YOUR INSTRUCTIONS:
Show every line in the entries below where the word "Withy" appears.

(Items listed in a dataset)
• • • • •
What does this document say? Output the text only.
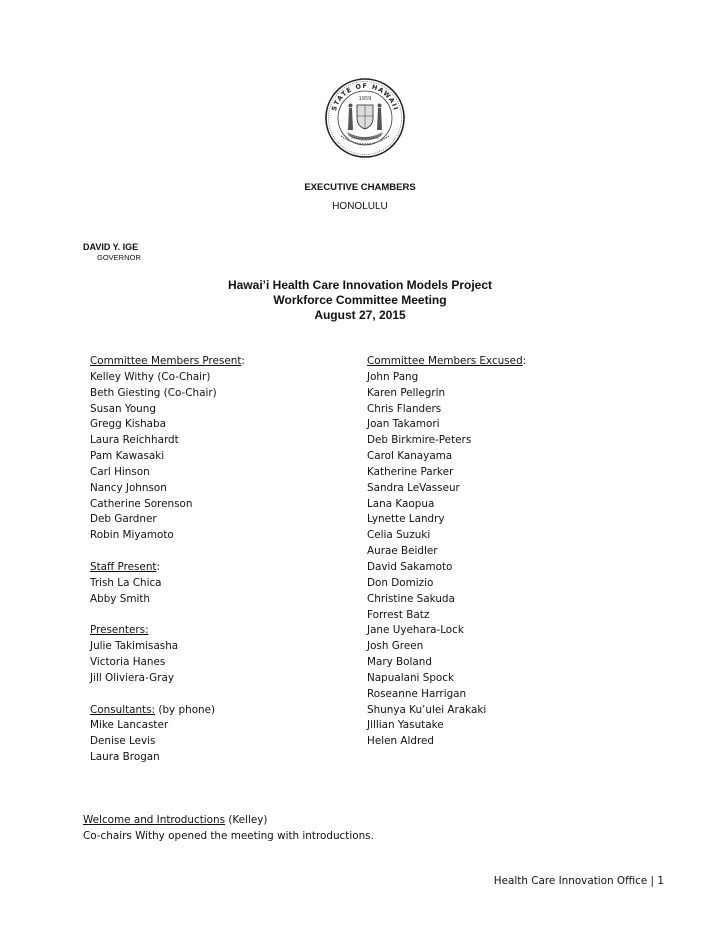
STATE OF HAWAII
1959
EXECUTIVE CHAMBERS
HONOLULU
DAVID Y. IGE
GOVERNOR
Hawai’i Health Care Innovation Models Project
Workforce Committee Meeting
August 27, 2015
Committee Members Present:
Kelley Withy (Co-Chair)
Beth Giesting (Co-Chair)
Susan Young
Gregg Kishaba
Laura Reichhardt
Pam Kawasaki
Carl Hinson
Nancy Johnson
Catherine Sorenson
Deb Gardner
Robin Miyamoto
Staff Present:
Trish La Chica
Abby Smith
Presenters:
Julie Takimisasha
Victoria Hanes
Jill Oliviera-Gray
Consultants: (by phone)
Mike Lancaster
Denise Levis
Laura Brogan
Committee Members Excused:
John Pang
Karen Pellegrin
Chris Flanders
Joan Takamori
Deb Birkmire-Peters
Carol Kanayama
Katherine Parker
Sandra LeVasseur
Lana Kaopua
Lynette Landry
Celia Suzuki
Aurae Beidler
David Sakamoto
Don Domizio
Christine Sakuda
Forrest Batz
Jane Uyehara-Lock
Josh Green
Mary Boland
Napualani Spock
Roseanne Harrigan
Shunya Ku’ulei Arakaki
Jillian Yasutake
Helen Aldred
Welcome and Introductions (Kelley)
Co-chairs Withy opened the meeting with introductions.
Health Care Innovation Office | 1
• • • • •
THE COMPLETED TASK:
Kelley Withy (Co-Chair)
Co-chairs Withy opened the meeting with introductions.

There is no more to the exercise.